» RECORDED INFORMATION
————————
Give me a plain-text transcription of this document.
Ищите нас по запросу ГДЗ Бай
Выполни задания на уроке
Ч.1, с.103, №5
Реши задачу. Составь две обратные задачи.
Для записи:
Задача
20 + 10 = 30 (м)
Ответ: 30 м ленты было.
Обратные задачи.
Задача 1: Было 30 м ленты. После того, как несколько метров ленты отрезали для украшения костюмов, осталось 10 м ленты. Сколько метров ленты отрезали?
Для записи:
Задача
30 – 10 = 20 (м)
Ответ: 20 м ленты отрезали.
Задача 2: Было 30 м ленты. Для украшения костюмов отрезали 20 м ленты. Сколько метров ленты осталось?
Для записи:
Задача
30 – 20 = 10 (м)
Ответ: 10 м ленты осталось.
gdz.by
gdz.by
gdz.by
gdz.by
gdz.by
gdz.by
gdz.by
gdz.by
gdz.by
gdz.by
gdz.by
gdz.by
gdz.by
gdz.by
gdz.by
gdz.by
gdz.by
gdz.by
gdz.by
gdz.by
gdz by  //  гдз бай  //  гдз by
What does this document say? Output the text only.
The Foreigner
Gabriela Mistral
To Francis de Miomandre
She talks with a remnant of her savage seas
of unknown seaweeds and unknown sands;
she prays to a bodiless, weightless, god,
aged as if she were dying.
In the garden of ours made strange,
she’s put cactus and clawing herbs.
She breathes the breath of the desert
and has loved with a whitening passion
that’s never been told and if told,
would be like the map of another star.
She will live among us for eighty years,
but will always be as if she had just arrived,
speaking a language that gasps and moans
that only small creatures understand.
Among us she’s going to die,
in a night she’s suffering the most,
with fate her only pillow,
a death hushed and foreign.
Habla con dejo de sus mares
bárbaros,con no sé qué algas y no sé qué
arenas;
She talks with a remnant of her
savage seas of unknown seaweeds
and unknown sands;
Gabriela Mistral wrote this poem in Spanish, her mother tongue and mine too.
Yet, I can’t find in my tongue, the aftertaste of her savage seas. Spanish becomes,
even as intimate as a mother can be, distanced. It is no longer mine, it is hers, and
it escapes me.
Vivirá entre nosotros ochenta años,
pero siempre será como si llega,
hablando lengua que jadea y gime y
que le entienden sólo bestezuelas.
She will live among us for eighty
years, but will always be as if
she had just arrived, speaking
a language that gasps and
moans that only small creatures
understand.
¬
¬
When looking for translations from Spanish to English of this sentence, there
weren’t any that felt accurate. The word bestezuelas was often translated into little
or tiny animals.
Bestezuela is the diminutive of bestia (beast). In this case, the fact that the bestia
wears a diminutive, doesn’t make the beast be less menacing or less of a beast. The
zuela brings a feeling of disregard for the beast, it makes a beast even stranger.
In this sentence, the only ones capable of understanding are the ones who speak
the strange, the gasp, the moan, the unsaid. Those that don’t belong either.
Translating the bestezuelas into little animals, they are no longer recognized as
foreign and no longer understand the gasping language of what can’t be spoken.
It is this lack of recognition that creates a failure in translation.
————————
» WHAT TO DO
Hand back the material above in full, exactly as written.

» SOLUTION FOR THIS TASK
Give me a plain-text transcription of this document.
Ищите нас по запросу ГДЗ Бай
Выполни задания на уроке
Ч.1, с.103, №5
Реши задачу. Составь две обратные задачи.
Для записи:
Задача
20 + 10 = 30 (м)
Ответ: 30 м ленты было.
Обратные задачи.
Задача 1: Было 30 м ленты. После того, как несколько метров ленты отрезали для украшения костюмов, осталось 10 м ленты. Сколько метров ленты отрезали?
Для записи:
Задача
30 – 10 = 20 (м)
Ответ: 20 м ленты отрезали.
Задача 2: Было 30 м ленты. Для украшения костюмов отрезали 20 м ленты. Сколько метров ленты осталось?
Для записи:
Задача
30 – 20 = 10 (м)
Ответ: 10 м ленты осталось.
gdz.by
gdz.by
gdz.by
gdz.by
gdz.by
gdz.by
gdz.by
gdz.by
gdz.by
gdz.by
gdz.by
gdz.by
gdz.by
gdz.by
gdz.by
gdz.by
gdz.by
gdz.by
gdz.by
gdz.by
gdz by  //  гдз бай  //  гдз by
What does this document say? Output the text only.
The Foreigner
Gabriela Mistral
To Francis de Miomandre
She talks with a remnant of her savage seas
of unknown seaweeds and unknown sands;
she prays to a bodiless, weightless, god,
aged as if she were dying.
In the garden of ours made strange,
she’s put cactus and clawing herbs.
She breathes the breath of the desert
and has loved with a whitening passion
that’s never been told and if told,
would be like the map of another star.
She will live among us for eighty years,
but will always be as if she had just arrived,
speaking a language that gasps and moans
that only small creatures understand.
Among us she’s going to die,
in a night she’s suffering the most,
with fate her only pillow,
a death hushed and foreign.
Habla con dejo de sus mares
bárbaros,con no sé qué algas y no sé qué
arenas;
She talks with a remnant of her
savage seas of unknown seaweeds
and unknown sands;
Gabriela Mistral wrote this poem in Spanish, her mother tongue and mine too.
Yet, I can’t find in my tongue, the aftertaste of her savage seas. Spanish becomes,
even as intimate as a mother can be, distanced. It is no longer mine, it is hers, and
it escapes me.
Vivirá entre nosotros ochenta años,
pero siempre será como si llega,
hablando lengua que jadea y gime y
que le entienden sólo bestezuelas.
She will live among us for eighty
years, but will always be as if
she had just arrived, speaking
a language that gasps and
moans that only small creatures
understand.
¬
¬
When looking for translations from Spanish to English of this sentence, there
weren’t any that felt accurate. The word bestezuelas was often translated into little
or tiny animals.
Bestezuela is the diminutive of bestia (beast). In this case, the fact that the bestia
wears a diminutive, doesn’t make the beast be less menacing or less of a beast. The
zuela brings a feeling of disregard for the beast, it makes a beast even stranger.
In this sentence, the only ones capable of understanding are the ones who speak
the strange, the gasp, the moan, the unsaid. Those that don’t belong either.
Translating the bestezuelas into little animals, they are no longer recognized as
foreign and no longer understand the gasping language of what can’t be spoken.
It is this lack of recognition that creates a failure in translation.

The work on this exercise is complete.